### SHORT EXERCISE
Copy out every line of the records where the string "жизни" occurs.

::: MATERIAL FOR THE TASK :::

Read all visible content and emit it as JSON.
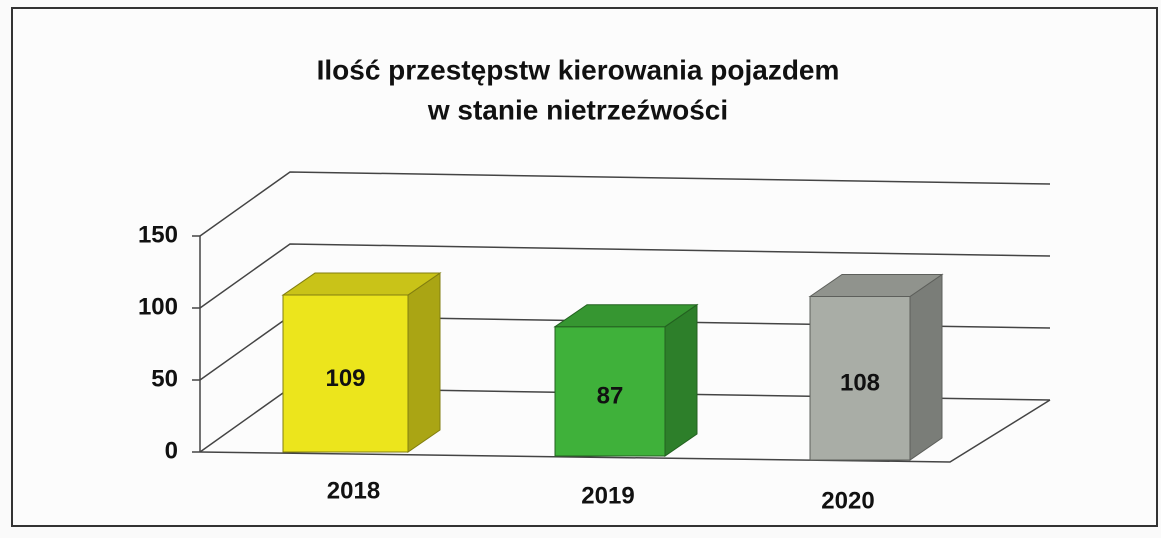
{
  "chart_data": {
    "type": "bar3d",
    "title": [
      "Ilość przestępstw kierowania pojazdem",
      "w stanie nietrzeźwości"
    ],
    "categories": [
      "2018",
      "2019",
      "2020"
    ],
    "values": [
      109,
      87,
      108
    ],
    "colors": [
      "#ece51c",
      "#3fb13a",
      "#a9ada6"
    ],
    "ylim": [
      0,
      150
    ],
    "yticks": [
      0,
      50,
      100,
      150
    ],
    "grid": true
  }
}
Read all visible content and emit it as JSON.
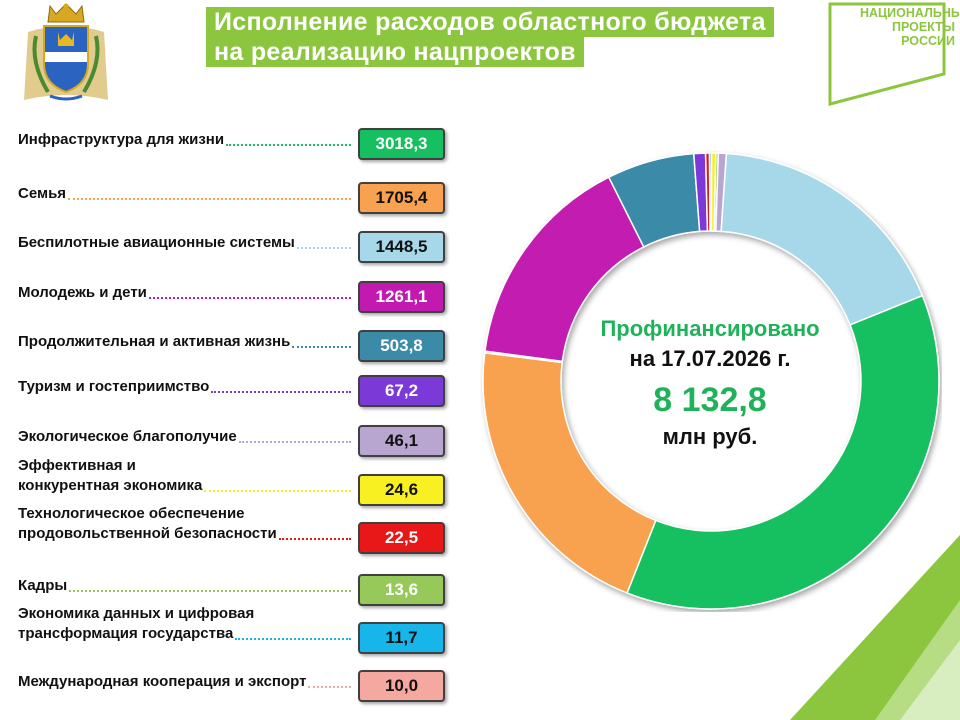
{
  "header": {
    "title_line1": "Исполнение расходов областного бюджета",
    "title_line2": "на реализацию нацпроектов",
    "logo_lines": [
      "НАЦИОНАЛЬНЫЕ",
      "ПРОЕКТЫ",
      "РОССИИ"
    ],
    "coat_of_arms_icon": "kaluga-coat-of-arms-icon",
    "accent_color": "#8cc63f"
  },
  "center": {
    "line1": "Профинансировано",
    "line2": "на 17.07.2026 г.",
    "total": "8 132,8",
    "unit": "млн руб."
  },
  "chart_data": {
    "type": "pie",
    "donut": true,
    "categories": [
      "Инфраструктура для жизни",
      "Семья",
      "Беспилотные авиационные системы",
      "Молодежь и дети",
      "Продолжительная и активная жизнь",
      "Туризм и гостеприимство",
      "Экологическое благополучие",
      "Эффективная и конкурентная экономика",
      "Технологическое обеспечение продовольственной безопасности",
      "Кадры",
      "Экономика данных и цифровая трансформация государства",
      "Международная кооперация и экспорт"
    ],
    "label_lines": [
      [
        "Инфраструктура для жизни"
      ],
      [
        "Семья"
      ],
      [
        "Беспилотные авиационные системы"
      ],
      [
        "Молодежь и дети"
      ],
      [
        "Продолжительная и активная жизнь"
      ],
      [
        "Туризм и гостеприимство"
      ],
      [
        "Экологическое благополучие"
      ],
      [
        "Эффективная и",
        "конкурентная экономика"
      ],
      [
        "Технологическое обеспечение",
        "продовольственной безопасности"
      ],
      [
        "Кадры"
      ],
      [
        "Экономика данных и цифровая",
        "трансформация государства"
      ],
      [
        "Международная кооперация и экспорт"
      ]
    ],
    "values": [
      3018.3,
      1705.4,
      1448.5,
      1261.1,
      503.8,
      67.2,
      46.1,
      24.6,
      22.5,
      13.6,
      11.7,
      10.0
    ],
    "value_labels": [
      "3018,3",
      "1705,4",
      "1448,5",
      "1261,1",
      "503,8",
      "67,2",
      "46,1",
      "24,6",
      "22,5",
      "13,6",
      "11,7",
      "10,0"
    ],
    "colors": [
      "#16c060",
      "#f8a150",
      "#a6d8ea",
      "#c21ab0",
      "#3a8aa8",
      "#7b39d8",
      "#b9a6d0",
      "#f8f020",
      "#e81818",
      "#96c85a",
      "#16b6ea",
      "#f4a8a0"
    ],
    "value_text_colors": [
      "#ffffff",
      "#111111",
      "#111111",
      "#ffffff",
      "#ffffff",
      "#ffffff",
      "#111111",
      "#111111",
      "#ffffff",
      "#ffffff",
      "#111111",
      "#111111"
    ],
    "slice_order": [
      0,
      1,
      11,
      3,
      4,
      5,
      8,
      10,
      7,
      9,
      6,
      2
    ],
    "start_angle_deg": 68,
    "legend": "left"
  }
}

:::

### WORKED SOLUTION
      "Инфраструктура для жизни",
        "Инфраструктура для жизни"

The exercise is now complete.